→ Records shown:
○ ○ ○ ○
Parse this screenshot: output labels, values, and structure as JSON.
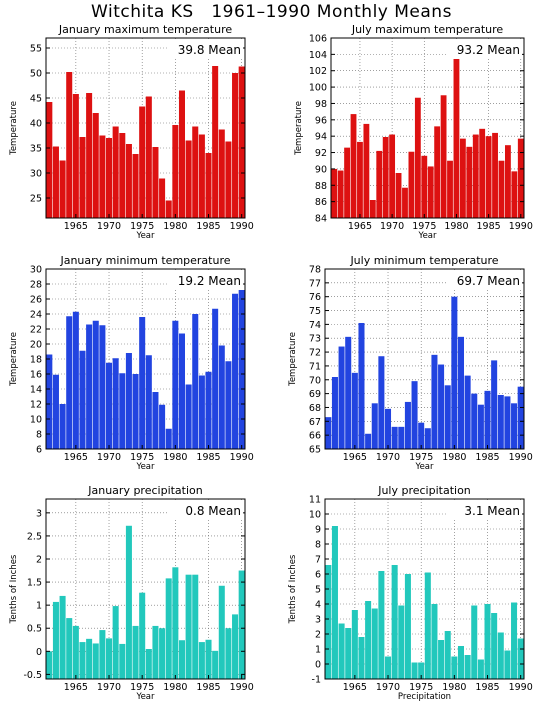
{
  "title": "Witchita KS   1961–1990 Monthly Means",
  "colors": {
    "red": "#dd1111",
    "blue": "#2244e0",
    "teal": "#22c8bc"
  },
  "chart_data": [
    {
      "type": "bar",
      "title": "January maximum temperature",
      "xlabel": "Year",
      "ylabel": "Temperature",
      "mean_label": "39.8 Mean",
      "color": "red",
      "x": [
        1961,
        1962,
        1963,
        1964,
        1965,
        1966,
        1967,
        1968,
        1969,
        1970,
        1971,
        1972,
        1973,
        1974,
        1975,
        1976,
        1977,
        1978,
        1979,
        1980,
        1981,
        1982,
        1983,
        1984,
        1985,
        1986,
        1987,
        1988,
        1989,
        1990
      ],
      "values": [
        44.2,
        35.3,
        32.5,
        50.2,
        45.8,
        37.2,
        46.0,
        42.0,
        37.5,
        37.0,
        39.3,
        38.0,
        35.8,
        33.8,
        43.3,
        45.3,
        35.2,
        28.9,
        24.5,
        39.6,
        46.5,
        36.5,
        39.3,
        37.7,
        34.0,
        51.4,
        38.7,
        36.3,
        50.0,
        51.3
      ],
      "ylim": [
        21,
        57
      ],
      "yticks": [
        25,
        30,
        35,
        40,
        45,
        50,
        55
      ],
      "xlim": [
        1960.5,
        1990.5
      ],
      "xticks": [
        1965,
        1970,
        1975,
        1980,
        1985,
        1990
      ]
    },
    {
      "type": "bar",
      "title": "July maximum temperature",
      "xlabel": "Year",
      "ylabel": "Temperature",
      "mean_label": "93.2 Mean",
      "color": "red",
      "x": [
        1961,
        1962,
        1963,
        1964,
        1965,
        1966,
        1967,
        1968,
        1969,
        1970,
        1971,
        1972,
        1973,
        1974,
        1975,
        1976,
        1977,
        1978,
        1979,
        1980,
        1981,
        1982,
        1983,
        1984,
        1985,
        1986,
        1987,
        1988,
        1989,
        1990
      ],
      "values": [
        90.0,
        89.8,
        92.6,
        96.7,
        93.3,
        95.5,
        86.2,
        92.2,
        93.9,
        94.2,
        89.5,
        87.7,
        92.1,
        98.7,
        91.6,
        90.3,
        95.2,
        99.0,
        91.0,
        104.8,
        93.7,
        92.7,
        94.2,
        94.9,
        94.0,
        94.4,
        91.0,
        92.9,
        89.7,
        93.7
      ],
      "ylim": [
        84,
        106
      ],
      "yticks": [
        84,
        86,
        88,
        90,
        92,
        94,
        96,
        98,
        100,
        102,
        104,
        106
      ],
      "xlim": [
        1960.5,
        1990.5
      ],
      "xticks": [
        1965,
        1970,
        1975,
        1980,
        1985,
        1990
      ]
    },
    {
      "type": "bar",
      "title": "January minimum temperature",
      "xlabel": "Year",
      "ylabel": "Temperature",
      "mean_label": "19.2 Mean",
      "color": "blue",
      "x": [
        1961,
        1962,
        1963,
        1964,
        1965,
        1966,
        1967,
        1968,
        1969,
        1970,
        1971,
        1972,
        1973,
        1974,
        1975,
        1976,
        1977,
        1978,
        1979,
        1980,
        1981,
        1982,
        1983,
        1984,
        1985,
        1986,
        1987,
        1988,
        1989,
        1990
      ],
      "values": [
        18.6,
        15.9,
        12.0,
        23.7,
        24.3,
        19.1,
        22.6,
        23.1,
        22.5,
        17.5,
        18.1,
        16.1,
        18.8,
        16.0,
        23.6,
        18.5,
        13.6,
        11.9,
        8.7,
        23.1,
        21.4,
        14.6,
        24.0,
        15.8,
        16.3,
        24.7,
        19.8,
        17.7,
        26.7,
        27.2
      ],
      "ylim": [
        6,
        30
      ],
      "yticks": [
        6,
        8,
        10,
        12,
        14,
        16,
        18,
        20,
        22,
        24,
        26,
        28,
        30
      ],
      "xlim": [
        1960.5,
        1990.5
      ],
      "xticks": [
        1965,
        1970,
        1975,
        1980,
        1985,
        1990
      ]
    },
    {
      "type": "bar",
      "title": "July minimum temperature",
      "xlabel": "Year",
      "ylabel": "Temperature",
      "mean_label": "69.7 Mean",
      "color": "blue",
      "x": [
        1961,
        1962,
        1963,
        1964,
        1965,
        1966,
        1967,
        1968,
        1969,
        1970,
        1971,
        1972,
        1973,
        1974,
        1975,
        1976,
        1977,
        1978,
        1979,
        1980,
        1981,
        1982,
        1983,
        1984,
        1985,
        1986,
        1987,
        1988,
        1989,
        1990
      ],
      "values": [
        67.3,
        70.2,
        72.4,
        73.1,
        70.5,
        74.1,
        66.1,
        68.3,
        71.7,
        67.9,
        66.6,
        66.6,
        68.4,
        69.9,
        66.9,
        66.5,
        71.8,
        71.1,
        69.6,
        76.0,
        73.1,
        70.3,
        69.0,
        68.2,
        69.2,
        71.4,
        68.9,
        68.8,
        68.3,
        69.5
      ],
      "ylim": [
        65,
        78
      ],
      "yticks": [
        65,
        66,
        67,
        68,
        69,
        70,
        71,
        72,
        73,
        74,
        75,
        76,
        77,
        78
      ],
      "xlim": [
        1960.5,
        1990.5
      ],
      "xticks": [
        1965,
        1970,
        1975,
        1980,
        1985,
        1990
      ]
    },
    {
      "type": "bar",
      "title": "January precipitation",
      "xlabel": "Year",
      "ylabel": "Tenths of Inches",
      "mean_label": "0.8 Mean",
      "color": "teal",
      "x": [
        1961,
        1962,
        1963,
        1964,
        1965,
        1966,
        1967,
        1968,
        1969,
        1970,
        1971,
        1972,
        1973,
        1974,
        1975,
        1976,
        1977,
        1978,
        1979,
        1980,
        1981,
        1982,
        1983,
        1984,
        1985,
        1986,
        1987,
        1988,
        1989,
        1990
      ],
      "values": [
        0.0,
        1.07,
        1.2,
        0.72,
        0.55,
        0.2,
        0.27,
        0.17,
        0.46,
        0.28,
        0.98,
        0.16,
        2.72,
        0.55,
        1.27,
        0.05,
        0.55,
        0.5,
        1.58,
        1.82,
        0.24,
        1.66,
        1.66,
        0.2,
        0.25,
        0.01,
        1.42,
        0.5,
        0.8,
        1.75
      ],
      "ylim": [
        -0.6,
        3.3
      ],
      "yticks": [
        -0.5,
        0,
        0.5,
        1,
        1.5,
        2,
        2.5,
        3
      ],
      "xlim": [
        1960.5,
        1990.5
      ],
      "xticks": [
        1965,
        1970,
        1975,
        1980,
        1985,
        1990
      ]
    },
    {
      "type": "bar",
      "title": "July precipitation",
      "xlabel": "Precipitation",
      "ylabel": "Tenths of Inches",
      "mean_label": "3.1 Mean",
      "color": "teal",
      "x": [
        1961,
        1962,
        1963,
        1964,
        1965,
        1966,
        1967,
        1968,
        1969,
        1970,
        1971,
        1972,
        1973,
        1974,
        1975,
        1976,
        1977,
        1978,
        1979,
        1980,
        1981,
        1982,
        1983,
        1984,
        1985,
        1986,
        1987,
        1988,
        1989,
        1990
      ],
      "values": [
        6.6,
        9.2,
        2.7,
        2.4,
        3.6,
        1.8,
        4.2,
        3.7,
        6.2,
        0.5,
        6.6,
        3.9,
        6.0,
        0.1,
        0.1,
        6.1,
        4.0,
        1.6,
        2.2,
        0.5,
        1.2,
        0.6,
        3.9,
        0.3,
        4.0,
        3.4,
        2.1,
        0.9,
        4.1,
        1.7
      ],
      "ylim": [
        -1,
        11
      ],
      "yticks": [
        -1,
        0,
        1,
        2,
        3,
        4,
        5,
        6,
        7,
        8,
        9,
        10,
        11
      ],
      "xlim": [
        1960.5,
        1990.5
      ],
      "xticks": [
        1965,
        1970,
        1975,
        1980,
        1985,
        1990
      ]
    }
  ]
}
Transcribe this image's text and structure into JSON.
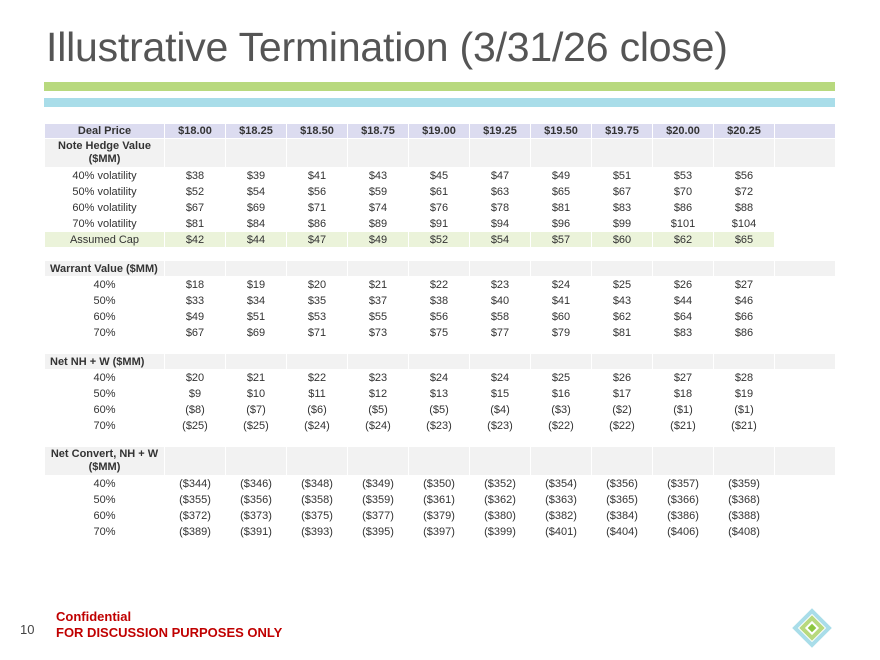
{
  "title": "Illustrative Termination (3/31/26 close)",
  "accent_colors": {
    "green_bar": "#b8d97e",
    "blue_bar": "#a9dde9",
    "header_fill": "#dcdcf0",
    "cap_fill": "#ebf3da",
    "confidential_text": "#c00000"
  },
  "table": {
    "header": {
      "label": "Deal Price",
      "prices": [
        "$18.00",
        "$18.25",
        "$18.50",
        "$18.75",
        "$19.00",
        "$19.25",
        "$19.50",
        "$19.75",
        "$20.00",
        "$20.25"
      ]
    },
    "note_hedge": {
      "label": "Note Hedge Value ($MM)",
      "rows": [
        {
          "label": "40% volatility",
          "values": [
            "$38",
            "$39",
            "$41",
            "$43",
            "$45",
            "$47",
            "$49",
            "$51",
            "$53",
            "$56"
          ]
        },
        {
          "label": "50% volatility",
          "values": [
            "$52",
            "$54",
            "$56",
            "$59",
            "$61",
            "$63",
            "$65",
            "$67",
            "$70",
            "$72"
          ]
        },
        {
          "label": "60% volatility",
          "values": [
            "$67",
            "$69",
            "$71",
            "$74",
            "$76",
            "$78",
            "$81",
            "$83",
            "$86",
            "$88"
          ]
        },
        {
          "label": "70% volatility",
          "values": [
            "$81",
            "$84",
            "$86",
            "$89",
            "$91",
            "$94",
            "$96",
            "$99",
            "$101",
            "$104"
          ]
        }
      ],
      "cap": {
        "label": "Assumed Cap",
        "values": [
          "$42",
          "$44",
          "$47",
          "$49",
          "$52",
          "$54",
          "$57",
          "$60",
          "$62",
          "$65"
        ]
      }
    },
    "warrant": {
      "label": "Warrant Value ($MM)",
      "rows": [
        {
          "label": "40%",
          "values": [
            "$18",
            "$19",
            "$20",
            "$21",
            "$22",
            "$23",
            "$24",
            "$25",
            "$26",
            "$27"
          ]
        },
        {
          "label": "50%",
          "values": [
            "$33",
            "$34",
            "$35",
            "$37",
            "$38",
            "$40",
            "$41",
            "$43",
            "$44",
            "$46"
          ]
        },
        {
          "label": "60%",
          "values": [
            "$49",
            "$51",
            "$53",
            "$55",
            "$56",
            "$58",
            "$60",
            "$62",
            "$64",
            "$66"
          ]
        },
        {
          "label": "70%",
          "values": [
            "$67",
            "$69",
            "$71",
            "$73",
            "$75",
            "$77",
            "$79",
            "$81",
            "$83",
            "$86"
          ]
        }
      ]
    },
    "net_nh_w": {
      "label": "Net NH + W ($MM)",
      "rows": [
        {
          "label": "40%",
          "values": [
            "$20",
            "$21",
            "$22",
            "$23",
            "$24",
            "$24",
            "$25",
            "$26",
            "$27",
            "$28"
          ]
        },
        {
          "label": "50%",
          "values": [
            "$9",
            "$10",
            "$11",
            "$12",
            "$13",
            "$15",
            "$16",
            "$17",
            "$18",
            "$19"
          ]
        },
        {
          "label": "60%",
          "values": [
            "($8)",
            "($7)",
            "($6)",
            "($5)",
            "($5)",
            "($4)",
            "($3)",
            "($2)",
            "($1)",
            "($1)"
          ]
        },
        {
          "label": "70%",
          "values": [
            "($25)",
            "($25)",
            "($24)",
            "($24)",
            "($23)",
            "($23)",
            "($22)",
            "($22)",
            "($21)",
            "($21)"
          ]
        }
      ]
    },
    "net_convert": {
      "label": "Net Convert, NH + W ($MM)",
      "rows": [
        {
          "label": "40%",
          "values": [
            "($344)",
            "($346)",
            "($348)",
            "($349)",
            "($350)",
            "($352)",
            "($354)",
            "($356)",
            "($357)",
            "($359)"
          ]
        },
        {
          "label": "50%",
          "values": [
            "($355)",
            "($356)",
            "($358)",
            "($359)",
            "($361)",
            "($362)",
            "($363)",
            "($365)",
            "($366)",
            "($368)"
          ]
        },
        {
          "label": "60%",
          "values": [
            "($372)",
            "($373)",
            "($375)",
            "($377)",
            "($379)",
            "($380)",
            "($382)",
            "($384)",
            "($386)",
            "($388)"
          ]
        },
        {
          "label": "70%",
          "values": [
            "($389)",
            "($391)",
            "($393)",
            "($395)",
            "($397)",
            "($399)",
            "($401)",
            "($404)",
            "($406)",
            "($408)"
          ]
        }
      ]
    }
  },
  "footer": {
    "confidential": "Confidential",
    "discussion": "FOR DISCUSSION PURPOSES ONLY",
    "page_number": "10",
    "logo_icon": "diamond-logo-icon"
  }
}
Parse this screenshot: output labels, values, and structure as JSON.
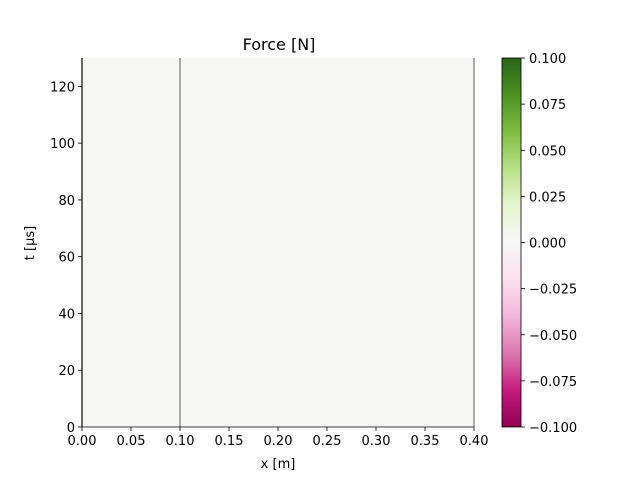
{
  "chart_data": {
    "type": "heatmap",
    "title": "Force [N]",
    "xlabel": "x [m]",
    "ylabel": "t [μs]",
    "xlim": [
      0.0,
      0.4
    ],
    "ylim": [
      0,
      130
    ],
    "x_ticks": [
      "0.00",
      "0.05",
      "0.10",
      "0.15",
      "0.20",
      "0.25",
      "0.30",
      "0.35",
      "0.40"
    ],
    "x_tick_values": [
      0.0,
      0.05,
      0.1,
      0.15,
      0.2,
      0.25,
      0.3,
      0.35,
      0.4
    ],
    "y_ticks": [
      "0",
      "20",
      "40",
      "60",
      "80",
      "100",
      "120"
    ],
    "y_tick_values": [
      0,
      20,
      40,
      60,
      80,
      100,
      120
    ],
    "field_value": 0.0,
    "field_color": "#f6f6f5",
    "boundary_lines_x": [
      0.0,
      0.1,
      0.4
    ],
    "boundary_line_color": "#aaaaaa",
    "colormap": "PiYG",
    "colorbar": {
      "vmin": -0.1,
      "vmax": 0.1,
      "ticks": [
        "−0.100",
        "−0.075",
        "−0.050",
        "−0.025",
        "0.000",
        "0.025",
        "0.050",
        "0.075",
        "0.100"
      ],
      "tick_values": [
        -0.1,
        -0.075,
        -0.05,
        -0.025,
        0.0,
        0.025,
        0.05,
        0.075,
        0.1
      ],
      "stops": [
        "#8e0152",
        "#c51b7d",
        "#de77ae",
        "#f1b6da",
        "#fde0ef",
        "#f7f7f7",
        "#e6f5d0",
        "#b8e186",
        "#7fbc41",
        "#4d9221",
        "#276419"
      ]
    }
  }
}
○ ○ ○ ○
→ Stated task: Return every line above that contains the word "volatility".

→ Correct response:
          "label": "40% volatility",
          "label": "50% volatility",
          "label": "60% volatility",
          "label": "70% volatility",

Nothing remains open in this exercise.